Return the records that follow, matching each one exactly.

[start]

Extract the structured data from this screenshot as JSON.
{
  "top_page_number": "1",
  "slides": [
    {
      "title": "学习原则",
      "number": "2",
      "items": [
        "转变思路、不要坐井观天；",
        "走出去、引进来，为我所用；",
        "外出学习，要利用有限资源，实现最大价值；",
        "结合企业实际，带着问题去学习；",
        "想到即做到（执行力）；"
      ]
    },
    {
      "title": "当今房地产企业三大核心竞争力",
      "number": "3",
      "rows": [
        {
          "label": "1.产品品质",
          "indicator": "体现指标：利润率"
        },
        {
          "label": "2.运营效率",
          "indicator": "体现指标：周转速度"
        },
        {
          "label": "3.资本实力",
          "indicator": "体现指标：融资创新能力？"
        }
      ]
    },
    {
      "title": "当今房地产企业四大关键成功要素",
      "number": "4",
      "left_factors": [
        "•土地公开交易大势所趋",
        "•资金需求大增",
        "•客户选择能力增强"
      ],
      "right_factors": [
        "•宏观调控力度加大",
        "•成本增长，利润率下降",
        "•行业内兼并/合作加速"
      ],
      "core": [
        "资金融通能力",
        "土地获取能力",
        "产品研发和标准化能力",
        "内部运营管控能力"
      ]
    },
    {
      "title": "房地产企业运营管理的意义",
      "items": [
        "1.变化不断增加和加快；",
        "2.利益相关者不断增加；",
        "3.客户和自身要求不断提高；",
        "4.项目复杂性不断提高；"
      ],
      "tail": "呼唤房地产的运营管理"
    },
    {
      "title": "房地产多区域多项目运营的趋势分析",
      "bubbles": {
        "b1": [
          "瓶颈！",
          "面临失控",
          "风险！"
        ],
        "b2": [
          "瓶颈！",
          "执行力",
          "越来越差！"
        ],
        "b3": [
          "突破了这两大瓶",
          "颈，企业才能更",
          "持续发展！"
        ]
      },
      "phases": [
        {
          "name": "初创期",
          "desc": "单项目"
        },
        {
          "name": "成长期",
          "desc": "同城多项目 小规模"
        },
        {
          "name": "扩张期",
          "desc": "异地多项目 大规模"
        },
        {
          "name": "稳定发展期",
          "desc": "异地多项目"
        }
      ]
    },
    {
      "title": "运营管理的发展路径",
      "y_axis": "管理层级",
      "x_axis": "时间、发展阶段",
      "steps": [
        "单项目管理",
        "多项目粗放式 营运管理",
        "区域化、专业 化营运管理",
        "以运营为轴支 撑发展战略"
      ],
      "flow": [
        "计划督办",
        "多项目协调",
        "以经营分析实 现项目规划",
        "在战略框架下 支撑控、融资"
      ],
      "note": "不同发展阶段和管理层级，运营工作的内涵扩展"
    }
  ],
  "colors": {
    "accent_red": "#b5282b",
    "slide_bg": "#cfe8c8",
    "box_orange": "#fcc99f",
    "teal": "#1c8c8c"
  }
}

[end]

◆ **THE SOLUTION**:
Extract the structured data from this screenshot as JSON.
{
  "top_page_number": "1",
  "slides": [
    {
      "title": "学习原则",
      "number": "2",
      "items": [
        "转变思路、不要坐井观天；",
        "走出去、引进来，为我所用；",
        "外出学习，要利用有限资源，实现最大价值；",
        "结合企业实际，带着问题去学习；",
        "想到即做到（执行力）；"
      ]
    },
    {
      "title": "当今房地产企业三大核心竞争力",
      "number": "3",
      "rows": [
        {
          "label": "1.产品品质",
          "indicator": "体现指标：利润率"
        },
        {
          "label": "2.运营效率",
          "indicator": "体现指标：周转速度"
        },
        {
          "label": "3.资本实力",
          "indicator": "体现指标：融资创新能力？"
        }
      ]
    },
    {
      "title": "当今房地产企业四大关键成功要素",
      "number": "4",
      "left_factors": [
        "•土地公开交易大势所趋",
        "•资金需求大增",
        "•客户选择能力增强"
      ],
      "right_factors": [
        "•宏观调控力度加大",
        "•成本增长，利润率下降",
        "•行业内兼并/合作加速"
      ],
      "core": [
        "资金融通能力",
        "土地获取能力",
        "产品研发和标准化能力",
        "内部运营管控能力"
      ]
    },
    {
      "title": "房地产企业运营管理的意义",
      "items": [
        "1.变化不断增加和加快；",
        "2.利益相关者不断增加；",
        "3.客户和自身要求不断提高；",
        "4.项目复杂性不断提高；"
      ],
      "tail": "呼唤房地产的运营管理"
    },
    {
      "title": "房地产多区域多项目运营的趋势分析",
      "bubbles": {
        "b1": [
          "瓶颈！",
          "面临失控",
          "风险！"
        ],
        "b2": [
          "瓶颈！",
          "执行力",
          "越来越差！"
        ],
        "b3": [
          "突破了这两大瓶",
          "颈，企业才能更",
          "持续发展！"
        ]
      },
      "phases": [
        {
          "name": "初创期",
          "desc": "单项目"
        },
        {
          "name": "成长期",
          "desc": "同城多项目 小规模"
        },
        {
          "name": "扩张期",
          "desc": "异地多项目 大规模"
        },
        {
          "name": "稳定发展期",
          "desc": "异地多项目"
        }
      ]
    },
    {
      "title": "运营管理的发展路径",
      "y_axis": "管理层级",
      "x_axis": "时间、发展阶段",
      "steps": [
        "单项目管理",
        "多项目粗放式 营运管理",
        "区域化、专业 化营运管理",
        "以运营为轴支 撑发展战略"
      ],
      "flow": [
        "计划督办",
        "多项目协调",
        "以经营分析实 现项目规划",
        "在战略框架下 支撑控、融资"
      ],
      "note": "不同发展阶段和管理层级，运营工作的内涵扩展"
    }
  ],
  "colors": {
    "accent_red": "#b5282b",
    "slide_bg": "#cfe8c8",
    "box_orange": "#fcc99f",
    "teal": "#1c8c8c"
  }
}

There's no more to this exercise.